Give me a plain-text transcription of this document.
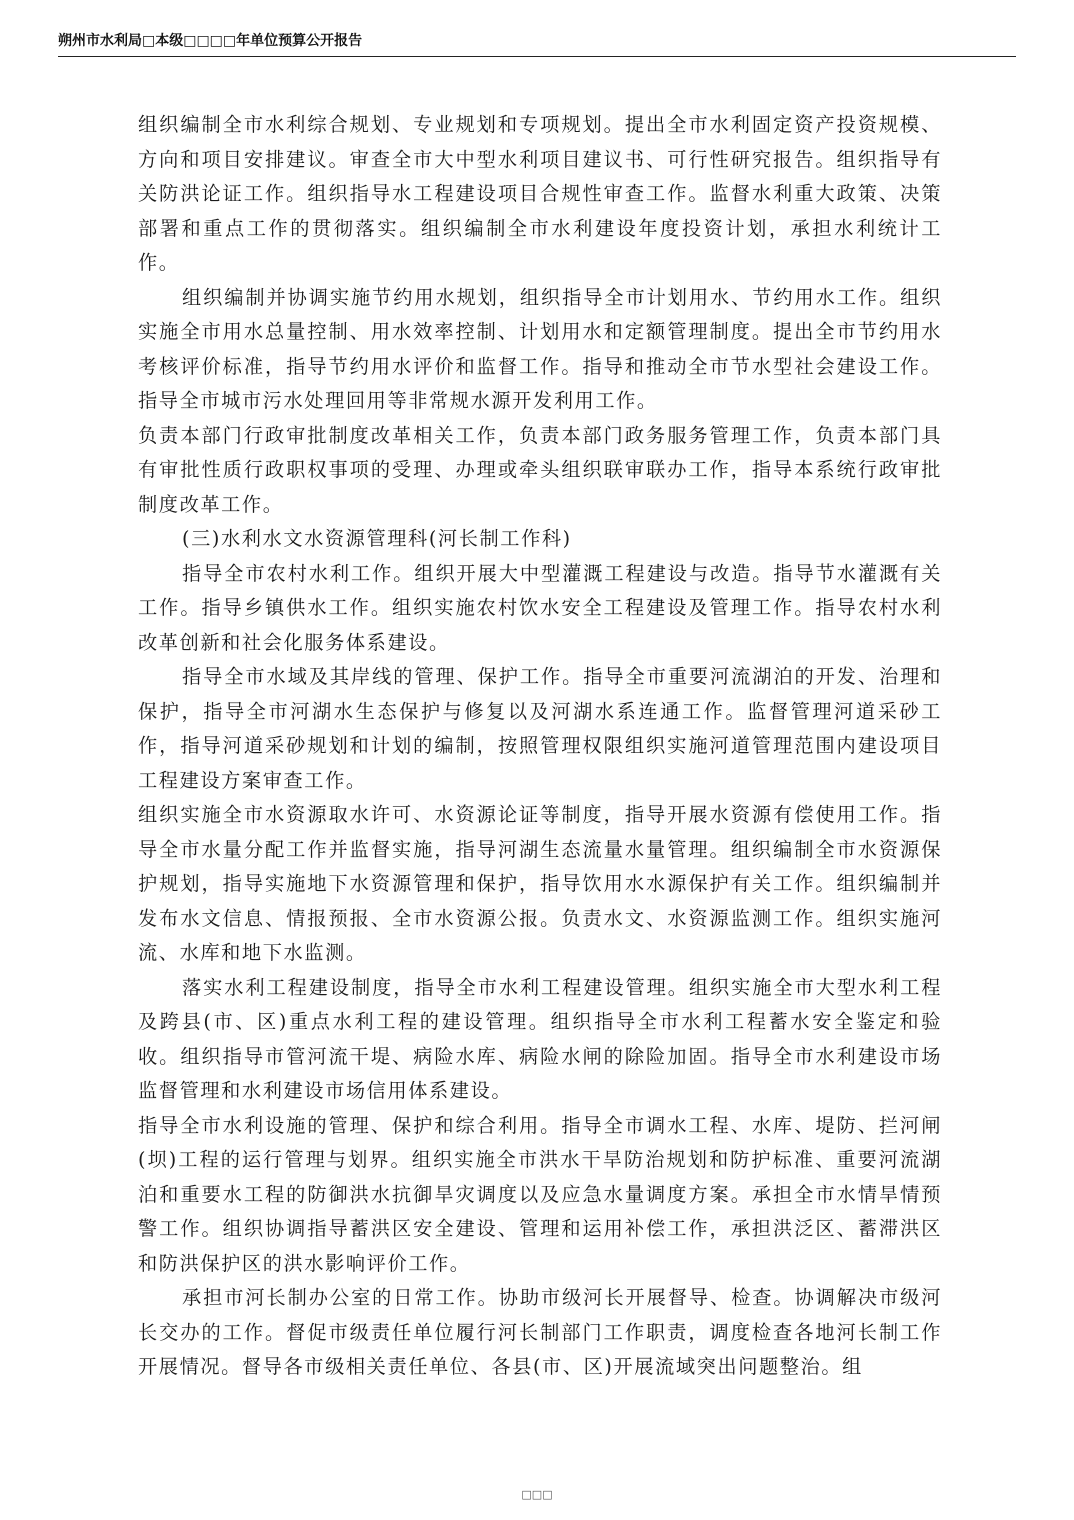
朔州市水利局□本级□□□□年单位预算公开报告

组织编制全市水利综合规划、专业规划和专项规划。提出全市水利固定资产投资规模、方向和项目安排建议。审查全市大中型水利项目建议书、可行性研究报告。组织指导有关防洪论证工作。组织指导水工程建设项目合规性审查工作。监督水利重大政策、决策部署和重点工作的贯彻落实。组织编制全市水利建设年度投资计划，承担水利统计工作。

组织编制并协调实施节约用水规划，组织指导全市计划用水、节约用水工作。组织实施全市用水总量控制、用水效率控制、计划用水和定额管理制度。提出全市节约用水考核评价标准，指导节约用水评价和监督工作。指导和推动全市节水型社会建设工作。指导全市城市污水处理回用等非常规水源开发利用工作。

负责本部门行政审批制度改革相关工作，负责本部门政务服务管理工作，负责本部门具有审批性质行政职权事项的受理、办理或牵头组织联审联办工作，指导本系统行政审批制度改革工作。

(三)水利水文水资源管理科(河长制工作科)

指导全市农村水利工作。组织开展大中型灌溉工程建设与改造。指导节水灌溉有关工作。指导乡镇供水工作。组织实施农村饮水安全工程建设及管理工作。指导农村水利改革创新和社会化服务体系建设。

指导全市水域及其岸线的管理、保护工作。指导全市重要河流湖泊的开发、治理和保护，指导全市河湖水生态保护与修复以及河湖水系连通工作。监督管理河道采砂工作，指导河道采砂规划和计划的编制，按照管理权限组织实施河道管理范围内建设项目工程建设方案审查工作。

组织实施全市水资源取水许可、水资源论证等制度，指导开展水资源有偿使用工作。指导全市水量分配工作并监督实施，指导河湖生态流量水量管理。组织编制全市水资源保护规划，指导实施地下水资源管理和保护，指导饮用水水源保护有关工作。组织编制并发布水文信息、情报预报、全市水资源公报。负责水文、水资源监测工作。组织实施河流、水库和地下水监测。

落实水利工程建设制度，指导全市水利工程建设管理。组织实施全市大型水利工程及跨县(市、区)重点水利工程的建设管理。组织指导全市水利工程蓄水安全鉴定和验收。组织指导市管河流干堤、病险水库、病险水闸的除险加固。指导全市水利建设市场监督管理和水利建设市场信用体系建设。

指导全市水利设施的管理、保护和综合利用。指导全市调水工程、水库、堤防、拦河闸(坝)工程的运行管理与划界。组织实施全市洪水干旱防治规划和防护标准、重要河流湖泊和重要水工程的防御洪水抗御旱灾调度以及应急水量调度方案。承担全市水情旱情预警工作。组织协调指导蓄洪区安全建设、管理和运用补偿工作，承担洪泛区、蓄滞洪区和防洪保护区的洪水影响评价工作。

承担市河长制办公室的日常工作。协助市级河长开展督导、检查。协调解决市级河长交办的工作。督促市级责任单位履行河长制部门工作职责，调度检查各地河长制工作开展情况。督导各市级相关责任单位、各县(市、区)开展流域突出问题整治。组

□□□
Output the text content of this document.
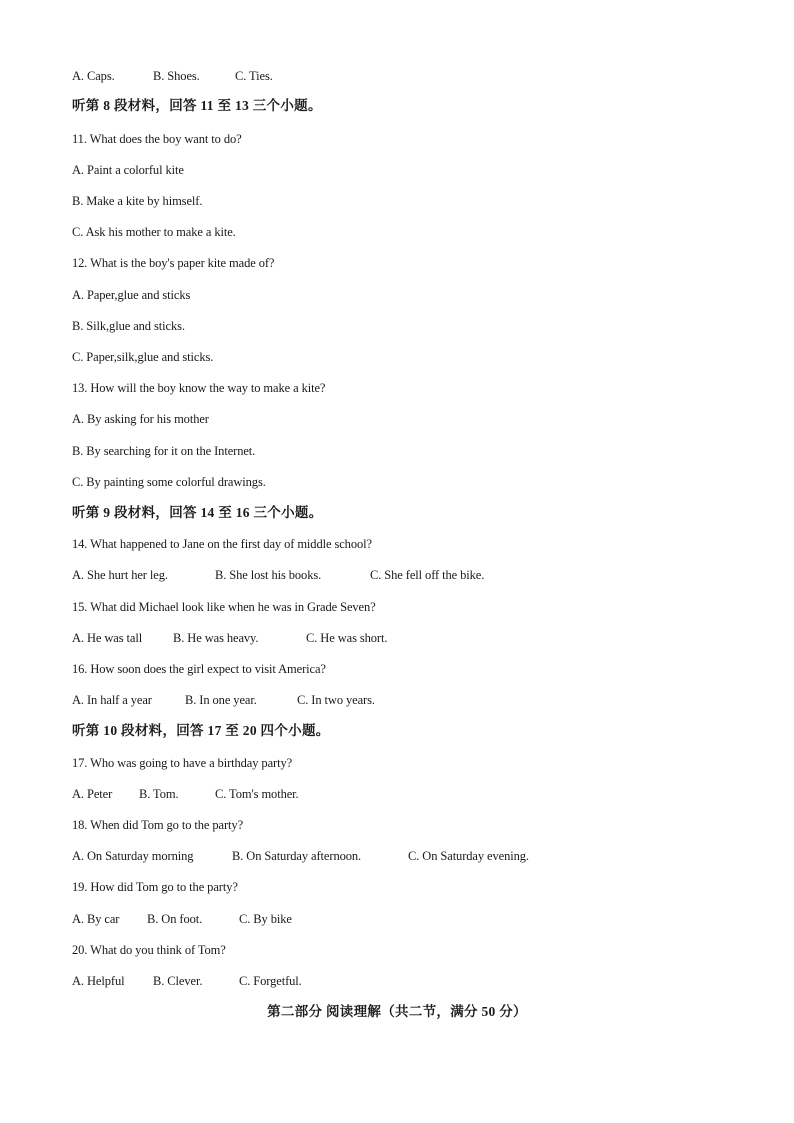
A. Caps.	B. Shoes.	C. Ties.
听第 8 段材料，回答 11 至 13 三个小题。
11. What does the boy want to do?
A. Paint a colorful kite
B. Make a kite by himself.
C. Ask his mother to make a kite.
12. What is the boy's paper kite made of?
A. Paper,glue and sticks
B. Silk,glue and sticks.
C. Paper,silk,glue and sticks.
13. How will the boy know the way to make a kite?
A. By asking for his mother
B. By searching for it on the Internet.
C. By painting some colorful drawings.
听第 9 段材料，回答 14 至 16 三个小题。
14. What happened to Jane on the first day of middle school?
A. She hurt her leg.	B. She lost his books.	C. She fell off the bike.
15. What did Michael look like when he was in Grade Seven?
A. He was tall B. He was heavy.	C. He was short.
16. How soon does the girl expect to visit America?
A. In half a year	B. In one year.	C. In two years.
听第 10 段材料，回答 17 至 20 四个小题。
17. Who was going to have a birthday party?
A. Peter B. Tom.	C. Tom's mother.
18. When did Tom go to the party?
A. On Saturday morning	B. On Saturday afternoon.	C. On Saturday evening.
19. How did Tom go to the party?
A. By car B. On foot.	C. By bike
20. What do you think of Tom?
A. Helpful B. Clever.	C. Forgetful.
第二部分 阅读理解（共二节，满分 50 分）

Exercise instructions: Look through the entries and find each line that has the string "colorful". Copy those lines.

Exercise result:
A. Paint a colorful kite
C. By painting some colorful drawings.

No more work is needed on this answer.